§ GIVEN INSTRUCTION
Gather up every line that includes the string "JSON".

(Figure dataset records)
══════════
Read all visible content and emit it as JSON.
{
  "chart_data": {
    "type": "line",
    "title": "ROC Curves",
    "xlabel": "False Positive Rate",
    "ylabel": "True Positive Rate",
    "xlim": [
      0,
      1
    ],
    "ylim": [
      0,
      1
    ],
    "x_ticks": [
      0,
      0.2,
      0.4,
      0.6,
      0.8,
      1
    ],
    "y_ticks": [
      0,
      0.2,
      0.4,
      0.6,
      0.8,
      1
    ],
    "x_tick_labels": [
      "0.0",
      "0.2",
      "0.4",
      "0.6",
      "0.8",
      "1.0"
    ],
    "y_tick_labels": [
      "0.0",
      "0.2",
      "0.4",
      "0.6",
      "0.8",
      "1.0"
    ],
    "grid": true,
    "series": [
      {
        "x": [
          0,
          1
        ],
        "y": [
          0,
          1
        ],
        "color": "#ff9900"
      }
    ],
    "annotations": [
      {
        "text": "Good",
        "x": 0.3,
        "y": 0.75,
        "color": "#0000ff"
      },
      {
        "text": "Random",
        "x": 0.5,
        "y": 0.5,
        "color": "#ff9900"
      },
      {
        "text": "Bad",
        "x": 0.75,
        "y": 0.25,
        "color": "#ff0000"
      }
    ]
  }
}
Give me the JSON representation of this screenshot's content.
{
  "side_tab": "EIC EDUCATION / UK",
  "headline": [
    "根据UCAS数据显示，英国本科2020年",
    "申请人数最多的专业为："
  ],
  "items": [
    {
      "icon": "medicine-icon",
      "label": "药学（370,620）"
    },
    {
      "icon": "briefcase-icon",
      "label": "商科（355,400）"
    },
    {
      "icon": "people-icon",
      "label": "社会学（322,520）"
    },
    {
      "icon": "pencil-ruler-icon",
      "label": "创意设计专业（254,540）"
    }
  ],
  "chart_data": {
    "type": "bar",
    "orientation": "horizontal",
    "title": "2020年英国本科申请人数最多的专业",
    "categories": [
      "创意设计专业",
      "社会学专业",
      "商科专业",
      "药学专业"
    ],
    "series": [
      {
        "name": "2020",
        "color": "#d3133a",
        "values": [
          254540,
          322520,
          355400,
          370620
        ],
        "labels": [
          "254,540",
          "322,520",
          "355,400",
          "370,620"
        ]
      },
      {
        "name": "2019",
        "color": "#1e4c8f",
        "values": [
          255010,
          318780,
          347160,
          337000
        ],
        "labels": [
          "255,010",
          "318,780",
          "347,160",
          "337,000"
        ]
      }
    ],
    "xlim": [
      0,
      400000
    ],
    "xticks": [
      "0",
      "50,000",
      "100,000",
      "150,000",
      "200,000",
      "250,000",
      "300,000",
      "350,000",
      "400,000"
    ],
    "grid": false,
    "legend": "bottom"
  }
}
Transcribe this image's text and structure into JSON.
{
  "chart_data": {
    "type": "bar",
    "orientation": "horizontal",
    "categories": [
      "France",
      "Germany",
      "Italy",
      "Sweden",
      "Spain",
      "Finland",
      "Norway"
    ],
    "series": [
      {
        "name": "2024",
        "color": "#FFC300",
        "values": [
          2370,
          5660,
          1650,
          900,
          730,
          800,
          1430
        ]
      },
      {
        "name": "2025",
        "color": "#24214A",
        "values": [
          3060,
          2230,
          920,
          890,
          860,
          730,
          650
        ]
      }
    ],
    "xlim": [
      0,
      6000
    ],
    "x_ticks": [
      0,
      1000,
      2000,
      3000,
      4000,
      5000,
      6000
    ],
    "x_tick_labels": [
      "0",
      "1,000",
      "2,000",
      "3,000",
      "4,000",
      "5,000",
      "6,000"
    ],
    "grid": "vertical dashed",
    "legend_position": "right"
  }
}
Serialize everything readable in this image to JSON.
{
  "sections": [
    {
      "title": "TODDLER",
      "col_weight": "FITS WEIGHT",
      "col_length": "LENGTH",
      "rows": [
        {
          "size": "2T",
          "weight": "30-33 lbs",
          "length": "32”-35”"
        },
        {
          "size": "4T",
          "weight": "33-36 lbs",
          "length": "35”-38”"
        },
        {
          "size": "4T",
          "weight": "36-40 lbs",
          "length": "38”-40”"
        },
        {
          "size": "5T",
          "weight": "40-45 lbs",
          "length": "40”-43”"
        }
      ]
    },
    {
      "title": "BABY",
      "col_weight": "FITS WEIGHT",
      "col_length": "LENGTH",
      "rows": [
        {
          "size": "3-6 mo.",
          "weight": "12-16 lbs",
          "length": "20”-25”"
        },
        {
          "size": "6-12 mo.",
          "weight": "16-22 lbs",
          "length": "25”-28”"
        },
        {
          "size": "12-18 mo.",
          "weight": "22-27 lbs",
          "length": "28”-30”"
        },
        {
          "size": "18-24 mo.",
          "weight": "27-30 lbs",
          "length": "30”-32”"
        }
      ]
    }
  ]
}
══════════
§ RESULT BELOW
Read all visible content and emit it as JSON.
Give me the JSON representation of this screenshot's content.
Transcribe this image's text and structure into JSON.
Serialize everything readable in this image to JSON.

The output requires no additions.